* [Stored items]
^^^^

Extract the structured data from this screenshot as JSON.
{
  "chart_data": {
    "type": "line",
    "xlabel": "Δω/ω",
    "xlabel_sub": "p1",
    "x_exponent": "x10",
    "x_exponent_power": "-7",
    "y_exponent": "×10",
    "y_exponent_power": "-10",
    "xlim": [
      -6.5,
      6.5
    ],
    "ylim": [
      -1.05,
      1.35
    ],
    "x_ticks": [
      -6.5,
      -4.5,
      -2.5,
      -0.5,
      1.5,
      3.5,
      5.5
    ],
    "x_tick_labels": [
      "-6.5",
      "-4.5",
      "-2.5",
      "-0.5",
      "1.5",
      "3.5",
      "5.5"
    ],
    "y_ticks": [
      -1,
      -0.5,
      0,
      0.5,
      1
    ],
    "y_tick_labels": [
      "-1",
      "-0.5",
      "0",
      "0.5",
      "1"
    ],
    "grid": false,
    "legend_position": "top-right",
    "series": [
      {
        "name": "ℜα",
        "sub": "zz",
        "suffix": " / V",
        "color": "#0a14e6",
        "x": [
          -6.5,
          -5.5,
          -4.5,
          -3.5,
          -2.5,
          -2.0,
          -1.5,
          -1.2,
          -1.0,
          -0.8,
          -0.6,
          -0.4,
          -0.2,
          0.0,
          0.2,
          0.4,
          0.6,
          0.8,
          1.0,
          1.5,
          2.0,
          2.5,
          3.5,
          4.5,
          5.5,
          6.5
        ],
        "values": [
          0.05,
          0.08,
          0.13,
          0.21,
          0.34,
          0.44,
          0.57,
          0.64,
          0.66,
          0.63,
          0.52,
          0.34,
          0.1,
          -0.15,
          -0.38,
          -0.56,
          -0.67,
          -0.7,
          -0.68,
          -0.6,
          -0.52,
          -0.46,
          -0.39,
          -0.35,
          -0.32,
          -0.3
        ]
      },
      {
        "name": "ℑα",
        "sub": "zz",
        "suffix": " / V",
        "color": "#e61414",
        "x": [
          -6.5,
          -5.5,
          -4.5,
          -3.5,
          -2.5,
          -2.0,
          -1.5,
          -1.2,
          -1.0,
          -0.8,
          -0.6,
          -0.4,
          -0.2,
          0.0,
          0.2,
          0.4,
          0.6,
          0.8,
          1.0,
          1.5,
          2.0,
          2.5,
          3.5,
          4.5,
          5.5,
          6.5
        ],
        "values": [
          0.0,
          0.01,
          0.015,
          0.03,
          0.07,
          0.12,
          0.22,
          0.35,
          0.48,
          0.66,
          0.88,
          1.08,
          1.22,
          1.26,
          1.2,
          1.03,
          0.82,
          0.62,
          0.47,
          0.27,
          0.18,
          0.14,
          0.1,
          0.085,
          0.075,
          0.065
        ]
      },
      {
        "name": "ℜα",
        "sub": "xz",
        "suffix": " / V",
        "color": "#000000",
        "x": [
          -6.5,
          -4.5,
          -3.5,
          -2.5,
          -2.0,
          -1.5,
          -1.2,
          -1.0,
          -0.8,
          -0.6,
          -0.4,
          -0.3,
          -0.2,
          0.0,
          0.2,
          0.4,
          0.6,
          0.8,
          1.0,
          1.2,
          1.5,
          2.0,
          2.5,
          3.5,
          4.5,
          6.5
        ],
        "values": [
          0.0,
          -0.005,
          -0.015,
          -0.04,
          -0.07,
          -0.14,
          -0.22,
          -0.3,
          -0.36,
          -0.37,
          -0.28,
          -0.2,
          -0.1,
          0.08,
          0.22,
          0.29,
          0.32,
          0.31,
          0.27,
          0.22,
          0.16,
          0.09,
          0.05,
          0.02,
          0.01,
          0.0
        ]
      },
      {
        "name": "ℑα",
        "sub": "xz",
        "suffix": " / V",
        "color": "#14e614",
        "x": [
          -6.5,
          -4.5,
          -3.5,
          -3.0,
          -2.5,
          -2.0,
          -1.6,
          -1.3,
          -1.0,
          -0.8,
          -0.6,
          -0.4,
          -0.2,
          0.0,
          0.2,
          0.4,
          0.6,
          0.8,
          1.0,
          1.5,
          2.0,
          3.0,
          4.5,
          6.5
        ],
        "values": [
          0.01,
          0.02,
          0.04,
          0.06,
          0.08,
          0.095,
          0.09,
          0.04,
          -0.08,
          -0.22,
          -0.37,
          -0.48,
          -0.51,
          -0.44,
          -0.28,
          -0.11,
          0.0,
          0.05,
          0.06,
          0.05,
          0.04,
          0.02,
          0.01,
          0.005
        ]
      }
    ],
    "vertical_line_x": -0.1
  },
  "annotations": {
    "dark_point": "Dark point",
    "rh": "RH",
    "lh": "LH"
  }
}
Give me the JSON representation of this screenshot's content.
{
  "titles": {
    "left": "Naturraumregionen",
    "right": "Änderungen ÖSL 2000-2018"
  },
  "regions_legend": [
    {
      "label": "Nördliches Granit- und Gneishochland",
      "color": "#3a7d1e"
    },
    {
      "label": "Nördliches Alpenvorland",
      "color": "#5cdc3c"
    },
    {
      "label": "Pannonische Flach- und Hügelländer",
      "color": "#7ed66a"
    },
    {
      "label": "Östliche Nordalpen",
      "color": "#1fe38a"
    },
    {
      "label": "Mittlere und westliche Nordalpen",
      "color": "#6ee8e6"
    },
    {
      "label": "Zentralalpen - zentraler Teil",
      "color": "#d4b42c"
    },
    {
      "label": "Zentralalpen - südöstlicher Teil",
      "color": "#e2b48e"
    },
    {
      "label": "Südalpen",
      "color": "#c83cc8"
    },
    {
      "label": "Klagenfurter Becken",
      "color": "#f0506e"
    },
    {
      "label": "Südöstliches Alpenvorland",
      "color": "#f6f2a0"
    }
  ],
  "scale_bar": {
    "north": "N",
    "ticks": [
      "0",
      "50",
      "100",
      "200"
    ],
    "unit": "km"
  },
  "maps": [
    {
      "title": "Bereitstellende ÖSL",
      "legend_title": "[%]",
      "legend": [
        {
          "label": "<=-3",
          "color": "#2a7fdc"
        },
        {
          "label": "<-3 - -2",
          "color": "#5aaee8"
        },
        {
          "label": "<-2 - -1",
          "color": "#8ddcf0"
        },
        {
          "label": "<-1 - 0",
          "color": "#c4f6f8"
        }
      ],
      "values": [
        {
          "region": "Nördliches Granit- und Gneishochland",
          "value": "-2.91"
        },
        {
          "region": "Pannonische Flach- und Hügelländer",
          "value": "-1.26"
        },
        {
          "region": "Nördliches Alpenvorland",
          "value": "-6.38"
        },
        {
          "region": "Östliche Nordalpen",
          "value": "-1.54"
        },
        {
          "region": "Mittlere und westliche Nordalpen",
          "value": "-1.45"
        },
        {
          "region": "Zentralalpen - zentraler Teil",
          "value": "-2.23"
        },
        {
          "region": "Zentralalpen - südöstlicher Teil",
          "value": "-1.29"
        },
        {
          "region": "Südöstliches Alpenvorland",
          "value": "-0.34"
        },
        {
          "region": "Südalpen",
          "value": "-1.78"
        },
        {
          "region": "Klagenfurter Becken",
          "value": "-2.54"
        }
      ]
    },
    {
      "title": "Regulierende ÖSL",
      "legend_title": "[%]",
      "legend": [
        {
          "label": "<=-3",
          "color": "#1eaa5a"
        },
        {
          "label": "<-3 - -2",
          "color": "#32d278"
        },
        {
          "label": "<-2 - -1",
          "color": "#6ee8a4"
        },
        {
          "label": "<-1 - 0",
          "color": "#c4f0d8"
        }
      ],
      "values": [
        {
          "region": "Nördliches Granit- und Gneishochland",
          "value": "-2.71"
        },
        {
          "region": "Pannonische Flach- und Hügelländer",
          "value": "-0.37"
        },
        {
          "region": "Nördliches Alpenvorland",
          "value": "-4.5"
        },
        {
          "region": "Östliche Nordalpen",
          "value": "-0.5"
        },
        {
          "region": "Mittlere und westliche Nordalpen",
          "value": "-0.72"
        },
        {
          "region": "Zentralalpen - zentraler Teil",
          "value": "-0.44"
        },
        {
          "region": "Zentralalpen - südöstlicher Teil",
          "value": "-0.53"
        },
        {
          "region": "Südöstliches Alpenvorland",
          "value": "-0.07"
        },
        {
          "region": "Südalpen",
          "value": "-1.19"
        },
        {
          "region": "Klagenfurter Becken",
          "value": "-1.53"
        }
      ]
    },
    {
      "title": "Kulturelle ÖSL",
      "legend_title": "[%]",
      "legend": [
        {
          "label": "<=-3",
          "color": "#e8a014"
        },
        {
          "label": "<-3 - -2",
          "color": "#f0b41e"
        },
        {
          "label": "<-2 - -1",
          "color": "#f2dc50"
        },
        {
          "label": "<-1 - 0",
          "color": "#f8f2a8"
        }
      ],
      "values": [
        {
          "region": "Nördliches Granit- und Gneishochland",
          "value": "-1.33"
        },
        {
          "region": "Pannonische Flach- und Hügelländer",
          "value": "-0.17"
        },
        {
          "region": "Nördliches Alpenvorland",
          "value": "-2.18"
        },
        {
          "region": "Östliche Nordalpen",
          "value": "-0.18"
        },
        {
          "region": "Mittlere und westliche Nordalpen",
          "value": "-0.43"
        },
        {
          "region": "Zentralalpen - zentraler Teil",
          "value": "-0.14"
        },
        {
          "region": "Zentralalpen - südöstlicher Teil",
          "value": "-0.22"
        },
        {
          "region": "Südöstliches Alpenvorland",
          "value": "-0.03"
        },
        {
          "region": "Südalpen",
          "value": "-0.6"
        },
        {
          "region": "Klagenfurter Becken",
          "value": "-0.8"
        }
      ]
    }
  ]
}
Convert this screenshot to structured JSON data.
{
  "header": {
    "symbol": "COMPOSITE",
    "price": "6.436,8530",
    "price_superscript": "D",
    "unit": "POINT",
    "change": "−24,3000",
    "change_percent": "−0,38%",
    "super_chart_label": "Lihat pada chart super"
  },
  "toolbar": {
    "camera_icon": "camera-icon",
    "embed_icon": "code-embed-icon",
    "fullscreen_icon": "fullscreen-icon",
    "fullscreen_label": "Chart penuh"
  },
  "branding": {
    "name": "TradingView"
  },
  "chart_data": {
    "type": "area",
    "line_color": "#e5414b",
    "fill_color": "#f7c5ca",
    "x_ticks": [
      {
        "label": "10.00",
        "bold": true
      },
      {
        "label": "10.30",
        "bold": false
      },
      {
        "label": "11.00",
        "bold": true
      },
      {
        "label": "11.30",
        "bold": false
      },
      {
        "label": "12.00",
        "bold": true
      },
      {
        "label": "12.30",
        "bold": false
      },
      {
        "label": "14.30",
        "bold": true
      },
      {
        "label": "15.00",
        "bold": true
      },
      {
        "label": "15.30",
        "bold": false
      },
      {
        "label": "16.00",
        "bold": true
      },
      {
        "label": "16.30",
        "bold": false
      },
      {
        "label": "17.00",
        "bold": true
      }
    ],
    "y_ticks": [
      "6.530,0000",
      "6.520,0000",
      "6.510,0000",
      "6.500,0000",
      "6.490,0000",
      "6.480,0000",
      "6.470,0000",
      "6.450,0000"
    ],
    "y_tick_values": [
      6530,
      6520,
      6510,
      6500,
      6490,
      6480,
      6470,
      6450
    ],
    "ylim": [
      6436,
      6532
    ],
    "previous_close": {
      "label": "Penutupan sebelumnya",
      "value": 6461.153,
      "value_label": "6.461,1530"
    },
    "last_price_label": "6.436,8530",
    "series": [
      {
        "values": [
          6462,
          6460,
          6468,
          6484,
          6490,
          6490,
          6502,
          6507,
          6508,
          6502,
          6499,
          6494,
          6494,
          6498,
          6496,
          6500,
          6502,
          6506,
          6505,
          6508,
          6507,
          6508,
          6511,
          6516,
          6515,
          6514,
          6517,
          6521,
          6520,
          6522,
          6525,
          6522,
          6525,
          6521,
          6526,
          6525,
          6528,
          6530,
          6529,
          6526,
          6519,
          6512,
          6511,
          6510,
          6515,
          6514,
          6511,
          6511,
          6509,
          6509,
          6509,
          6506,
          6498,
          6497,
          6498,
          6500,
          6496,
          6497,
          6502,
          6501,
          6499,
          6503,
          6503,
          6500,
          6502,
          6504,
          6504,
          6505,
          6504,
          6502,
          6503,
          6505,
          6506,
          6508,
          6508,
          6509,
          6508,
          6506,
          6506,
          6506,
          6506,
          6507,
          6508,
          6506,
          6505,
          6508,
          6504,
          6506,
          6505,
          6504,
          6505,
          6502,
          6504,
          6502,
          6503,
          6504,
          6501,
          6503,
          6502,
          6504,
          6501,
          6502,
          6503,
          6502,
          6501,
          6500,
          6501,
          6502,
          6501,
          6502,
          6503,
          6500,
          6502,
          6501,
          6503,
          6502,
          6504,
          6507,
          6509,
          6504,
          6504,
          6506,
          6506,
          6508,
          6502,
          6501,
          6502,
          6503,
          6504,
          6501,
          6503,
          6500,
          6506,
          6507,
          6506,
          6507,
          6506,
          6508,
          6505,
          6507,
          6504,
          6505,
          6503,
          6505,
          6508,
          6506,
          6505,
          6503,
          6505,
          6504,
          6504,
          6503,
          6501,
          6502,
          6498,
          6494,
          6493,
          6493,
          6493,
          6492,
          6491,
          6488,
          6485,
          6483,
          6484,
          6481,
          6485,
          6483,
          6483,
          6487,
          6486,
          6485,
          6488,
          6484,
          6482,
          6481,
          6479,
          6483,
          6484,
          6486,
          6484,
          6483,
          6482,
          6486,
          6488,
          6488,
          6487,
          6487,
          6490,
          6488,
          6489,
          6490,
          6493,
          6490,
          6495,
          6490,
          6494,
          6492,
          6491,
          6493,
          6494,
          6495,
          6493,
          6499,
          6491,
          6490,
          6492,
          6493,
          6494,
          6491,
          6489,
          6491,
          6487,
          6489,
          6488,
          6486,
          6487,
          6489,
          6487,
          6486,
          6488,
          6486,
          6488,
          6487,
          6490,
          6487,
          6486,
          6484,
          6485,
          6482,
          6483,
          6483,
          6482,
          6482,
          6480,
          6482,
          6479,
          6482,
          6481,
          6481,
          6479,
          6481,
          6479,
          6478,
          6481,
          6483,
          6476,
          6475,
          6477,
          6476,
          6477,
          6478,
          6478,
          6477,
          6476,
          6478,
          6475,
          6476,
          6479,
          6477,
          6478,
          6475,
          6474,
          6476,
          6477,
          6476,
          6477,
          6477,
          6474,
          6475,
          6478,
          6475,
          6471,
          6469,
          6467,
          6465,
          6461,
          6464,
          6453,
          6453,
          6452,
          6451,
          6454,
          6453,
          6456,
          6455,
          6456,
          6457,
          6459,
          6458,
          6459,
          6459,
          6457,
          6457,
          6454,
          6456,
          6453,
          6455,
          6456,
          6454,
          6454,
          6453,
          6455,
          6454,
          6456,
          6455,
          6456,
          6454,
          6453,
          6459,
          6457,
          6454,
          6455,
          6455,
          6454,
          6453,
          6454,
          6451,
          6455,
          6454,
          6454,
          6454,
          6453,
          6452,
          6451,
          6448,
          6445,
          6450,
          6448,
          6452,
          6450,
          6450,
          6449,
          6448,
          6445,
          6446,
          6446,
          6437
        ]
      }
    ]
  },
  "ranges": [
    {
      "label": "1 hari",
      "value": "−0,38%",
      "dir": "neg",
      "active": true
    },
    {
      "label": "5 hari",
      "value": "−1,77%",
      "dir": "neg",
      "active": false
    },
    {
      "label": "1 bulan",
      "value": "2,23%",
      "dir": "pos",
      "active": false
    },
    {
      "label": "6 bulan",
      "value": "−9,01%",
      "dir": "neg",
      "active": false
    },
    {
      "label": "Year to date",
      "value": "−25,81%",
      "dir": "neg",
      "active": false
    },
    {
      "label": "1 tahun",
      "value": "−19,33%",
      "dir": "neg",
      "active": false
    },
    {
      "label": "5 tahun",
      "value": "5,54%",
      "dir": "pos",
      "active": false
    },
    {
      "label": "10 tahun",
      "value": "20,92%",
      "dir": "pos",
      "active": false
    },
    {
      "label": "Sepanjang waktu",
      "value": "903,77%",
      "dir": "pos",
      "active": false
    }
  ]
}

^^^^

* [Exercise goal] Which lines of the material contain the string "icon"? List each of them.

* [Written answer]
    "camera_icon": "camera-icon",
    "embed_icon": "code-embed-icon",
    "fullscreen_icon": "fullscreen-icon",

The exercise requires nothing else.